::: Data excerpts :::
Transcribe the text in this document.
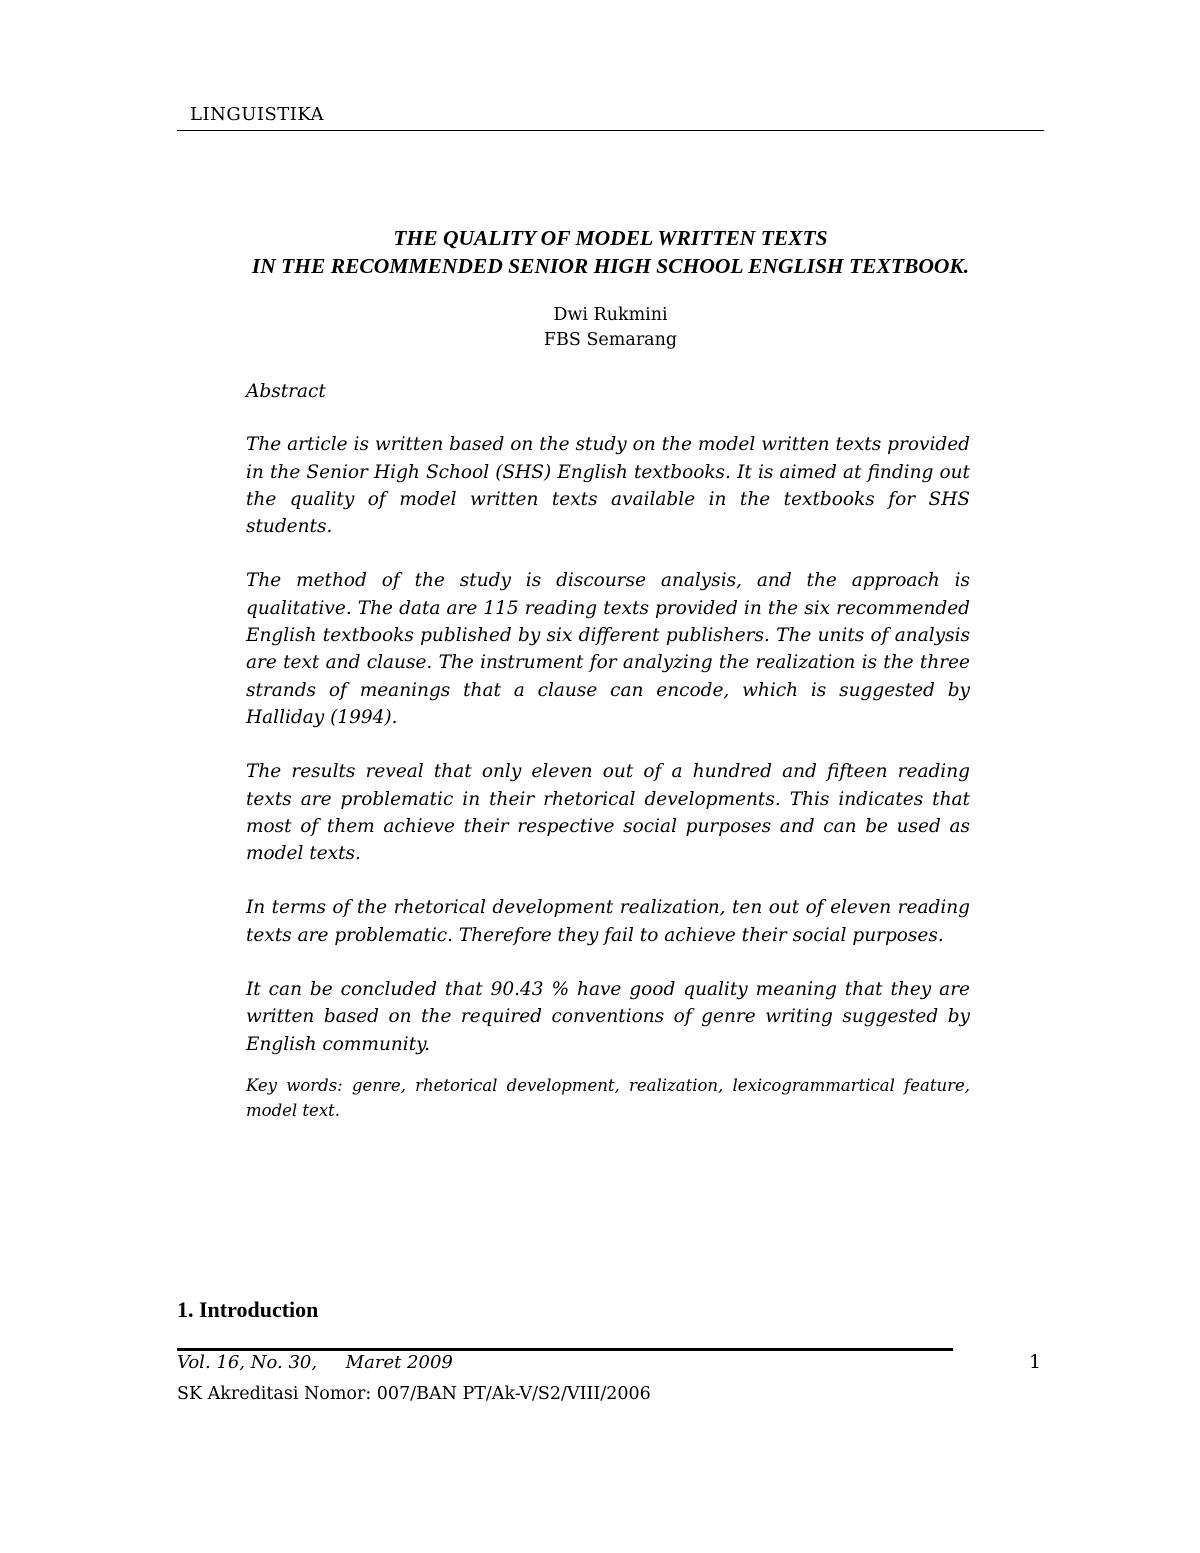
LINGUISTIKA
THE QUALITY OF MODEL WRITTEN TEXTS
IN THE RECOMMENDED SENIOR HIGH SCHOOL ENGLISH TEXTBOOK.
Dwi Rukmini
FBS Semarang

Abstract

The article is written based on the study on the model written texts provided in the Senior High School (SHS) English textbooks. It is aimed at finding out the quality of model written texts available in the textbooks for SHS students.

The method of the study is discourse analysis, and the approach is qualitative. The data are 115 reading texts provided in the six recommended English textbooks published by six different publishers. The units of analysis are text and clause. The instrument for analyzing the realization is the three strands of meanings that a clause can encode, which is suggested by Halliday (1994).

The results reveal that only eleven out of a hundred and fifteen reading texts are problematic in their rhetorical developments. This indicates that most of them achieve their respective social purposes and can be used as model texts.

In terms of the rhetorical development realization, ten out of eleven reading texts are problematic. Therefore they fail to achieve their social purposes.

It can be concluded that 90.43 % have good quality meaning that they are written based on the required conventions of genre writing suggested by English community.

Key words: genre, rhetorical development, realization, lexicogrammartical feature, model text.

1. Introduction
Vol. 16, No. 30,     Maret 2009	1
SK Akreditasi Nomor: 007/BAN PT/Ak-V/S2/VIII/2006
:::
• [Task goal]:
State the count of lines above containing the string "textbooks", and add nothing to it.

• [Output for this task]:
2